Pull out every line from the listing that has the word "prefecture".

------ RECORD SET

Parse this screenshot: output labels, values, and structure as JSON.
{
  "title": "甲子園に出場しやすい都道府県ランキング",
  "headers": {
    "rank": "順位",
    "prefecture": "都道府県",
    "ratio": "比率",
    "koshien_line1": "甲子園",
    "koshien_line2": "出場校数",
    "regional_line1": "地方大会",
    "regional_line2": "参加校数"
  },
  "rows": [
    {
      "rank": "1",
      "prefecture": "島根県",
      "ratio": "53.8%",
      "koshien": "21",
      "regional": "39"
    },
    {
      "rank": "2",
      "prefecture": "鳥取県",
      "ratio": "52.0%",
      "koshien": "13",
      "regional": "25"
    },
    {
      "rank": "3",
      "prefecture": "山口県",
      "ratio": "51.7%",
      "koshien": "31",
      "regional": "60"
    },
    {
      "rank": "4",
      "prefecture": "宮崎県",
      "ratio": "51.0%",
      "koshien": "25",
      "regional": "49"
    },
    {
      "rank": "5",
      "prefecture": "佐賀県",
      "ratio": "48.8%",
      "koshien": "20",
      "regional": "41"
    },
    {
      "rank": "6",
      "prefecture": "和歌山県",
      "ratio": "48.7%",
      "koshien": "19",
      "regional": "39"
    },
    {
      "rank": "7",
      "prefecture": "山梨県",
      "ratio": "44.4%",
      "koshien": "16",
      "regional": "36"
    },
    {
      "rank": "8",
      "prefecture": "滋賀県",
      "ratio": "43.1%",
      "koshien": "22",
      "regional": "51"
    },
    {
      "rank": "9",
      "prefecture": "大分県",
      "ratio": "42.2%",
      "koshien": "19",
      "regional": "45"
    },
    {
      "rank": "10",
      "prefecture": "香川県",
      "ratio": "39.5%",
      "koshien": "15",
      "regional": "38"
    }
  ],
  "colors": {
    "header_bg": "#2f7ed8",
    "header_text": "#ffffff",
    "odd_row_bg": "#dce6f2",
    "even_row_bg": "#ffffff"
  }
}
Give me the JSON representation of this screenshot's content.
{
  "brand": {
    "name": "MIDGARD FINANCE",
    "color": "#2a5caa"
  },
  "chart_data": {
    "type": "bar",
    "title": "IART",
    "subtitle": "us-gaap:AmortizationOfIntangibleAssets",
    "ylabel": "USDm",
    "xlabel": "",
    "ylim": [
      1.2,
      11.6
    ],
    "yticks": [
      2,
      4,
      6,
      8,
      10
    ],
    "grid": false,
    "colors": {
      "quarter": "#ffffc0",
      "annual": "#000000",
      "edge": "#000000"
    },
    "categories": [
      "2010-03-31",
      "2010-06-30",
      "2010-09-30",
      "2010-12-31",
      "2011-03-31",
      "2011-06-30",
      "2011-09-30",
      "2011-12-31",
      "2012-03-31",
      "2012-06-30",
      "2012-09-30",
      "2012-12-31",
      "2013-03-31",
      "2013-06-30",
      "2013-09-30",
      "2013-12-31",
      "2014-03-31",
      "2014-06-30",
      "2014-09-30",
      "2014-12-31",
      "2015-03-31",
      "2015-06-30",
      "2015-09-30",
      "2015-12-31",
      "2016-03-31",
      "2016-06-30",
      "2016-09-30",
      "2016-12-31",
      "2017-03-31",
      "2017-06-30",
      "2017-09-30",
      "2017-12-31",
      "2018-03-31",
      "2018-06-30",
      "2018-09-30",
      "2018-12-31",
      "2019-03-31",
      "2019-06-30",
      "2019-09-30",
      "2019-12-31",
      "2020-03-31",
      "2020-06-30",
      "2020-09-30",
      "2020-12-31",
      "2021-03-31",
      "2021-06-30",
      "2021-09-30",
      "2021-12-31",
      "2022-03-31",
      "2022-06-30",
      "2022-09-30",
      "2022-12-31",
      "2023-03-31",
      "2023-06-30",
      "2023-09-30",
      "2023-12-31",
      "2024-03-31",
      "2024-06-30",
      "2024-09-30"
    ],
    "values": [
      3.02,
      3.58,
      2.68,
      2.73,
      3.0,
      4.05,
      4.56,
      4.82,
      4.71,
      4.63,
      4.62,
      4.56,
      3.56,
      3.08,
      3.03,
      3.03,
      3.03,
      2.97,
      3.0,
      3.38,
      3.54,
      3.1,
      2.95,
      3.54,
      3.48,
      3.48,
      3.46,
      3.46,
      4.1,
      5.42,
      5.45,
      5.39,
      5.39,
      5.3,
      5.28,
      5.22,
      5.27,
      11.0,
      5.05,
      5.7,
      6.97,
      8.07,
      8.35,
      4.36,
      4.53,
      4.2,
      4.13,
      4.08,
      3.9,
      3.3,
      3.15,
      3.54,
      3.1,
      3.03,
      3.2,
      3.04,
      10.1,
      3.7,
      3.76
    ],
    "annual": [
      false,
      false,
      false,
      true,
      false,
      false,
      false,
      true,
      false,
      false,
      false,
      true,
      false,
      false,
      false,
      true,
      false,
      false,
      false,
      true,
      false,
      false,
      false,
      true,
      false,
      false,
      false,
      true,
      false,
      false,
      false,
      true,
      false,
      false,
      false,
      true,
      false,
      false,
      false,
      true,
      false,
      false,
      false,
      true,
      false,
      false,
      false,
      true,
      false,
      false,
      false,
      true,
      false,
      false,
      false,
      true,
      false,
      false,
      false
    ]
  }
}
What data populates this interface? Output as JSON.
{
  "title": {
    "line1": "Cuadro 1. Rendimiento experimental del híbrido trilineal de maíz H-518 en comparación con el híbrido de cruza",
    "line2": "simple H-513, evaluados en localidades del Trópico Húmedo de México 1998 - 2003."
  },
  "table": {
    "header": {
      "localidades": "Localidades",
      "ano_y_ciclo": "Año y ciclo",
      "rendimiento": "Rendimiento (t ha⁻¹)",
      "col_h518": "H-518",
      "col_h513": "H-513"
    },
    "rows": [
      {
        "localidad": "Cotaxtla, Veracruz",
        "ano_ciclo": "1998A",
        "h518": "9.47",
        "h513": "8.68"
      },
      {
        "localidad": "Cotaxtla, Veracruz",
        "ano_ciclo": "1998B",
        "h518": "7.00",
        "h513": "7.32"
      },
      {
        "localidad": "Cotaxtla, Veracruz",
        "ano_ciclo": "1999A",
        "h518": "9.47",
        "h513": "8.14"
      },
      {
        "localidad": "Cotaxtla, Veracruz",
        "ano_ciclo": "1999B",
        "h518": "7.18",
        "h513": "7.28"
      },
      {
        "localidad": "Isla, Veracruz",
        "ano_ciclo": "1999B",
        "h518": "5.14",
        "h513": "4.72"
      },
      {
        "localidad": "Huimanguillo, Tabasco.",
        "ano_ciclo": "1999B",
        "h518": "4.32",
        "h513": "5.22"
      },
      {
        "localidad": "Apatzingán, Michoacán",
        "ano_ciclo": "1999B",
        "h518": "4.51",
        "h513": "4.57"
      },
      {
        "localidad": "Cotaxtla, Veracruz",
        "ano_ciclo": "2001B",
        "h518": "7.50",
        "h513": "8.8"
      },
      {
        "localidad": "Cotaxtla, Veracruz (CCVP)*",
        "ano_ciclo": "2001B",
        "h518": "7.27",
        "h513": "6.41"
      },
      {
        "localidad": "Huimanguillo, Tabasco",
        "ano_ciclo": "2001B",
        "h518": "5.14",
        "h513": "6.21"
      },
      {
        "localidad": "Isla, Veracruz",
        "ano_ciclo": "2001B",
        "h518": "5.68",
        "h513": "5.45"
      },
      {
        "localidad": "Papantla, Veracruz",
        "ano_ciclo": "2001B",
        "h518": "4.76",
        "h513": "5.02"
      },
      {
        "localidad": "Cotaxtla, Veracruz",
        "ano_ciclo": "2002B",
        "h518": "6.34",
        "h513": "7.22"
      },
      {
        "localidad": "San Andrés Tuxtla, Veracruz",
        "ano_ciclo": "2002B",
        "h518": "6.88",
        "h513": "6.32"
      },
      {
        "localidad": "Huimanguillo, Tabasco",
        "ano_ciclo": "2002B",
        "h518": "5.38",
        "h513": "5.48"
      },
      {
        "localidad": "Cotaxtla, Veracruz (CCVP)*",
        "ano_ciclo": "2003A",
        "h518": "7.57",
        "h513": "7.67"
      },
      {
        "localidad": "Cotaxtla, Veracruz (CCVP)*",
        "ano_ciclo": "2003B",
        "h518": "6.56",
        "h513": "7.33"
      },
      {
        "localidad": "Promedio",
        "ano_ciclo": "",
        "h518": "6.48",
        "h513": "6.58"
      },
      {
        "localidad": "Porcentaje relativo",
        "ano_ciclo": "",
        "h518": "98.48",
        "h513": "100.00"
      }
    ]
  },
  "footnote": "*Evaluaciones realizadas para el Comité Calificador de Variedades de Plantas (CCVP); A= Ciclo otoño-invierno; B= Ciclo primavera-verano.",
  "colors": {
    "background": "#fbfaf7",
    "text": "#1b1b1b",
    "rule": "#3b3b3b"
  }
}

------------

FINISHED EXERCISE —
    "prefecture": "都道府県",
      "prefecture": "島根県",
      "prefecture": "鳥取県",
      "prefecture": "山口県",
      "prefecture": "宮崎県",
      "prefecture": "佐賀県",
      "prefecture": "和歌山県",
      "prefecture": "山梨県",
      "prefecture": "滋賀県",
      "prefecture": "大分県",
      "prefecture": "香川県",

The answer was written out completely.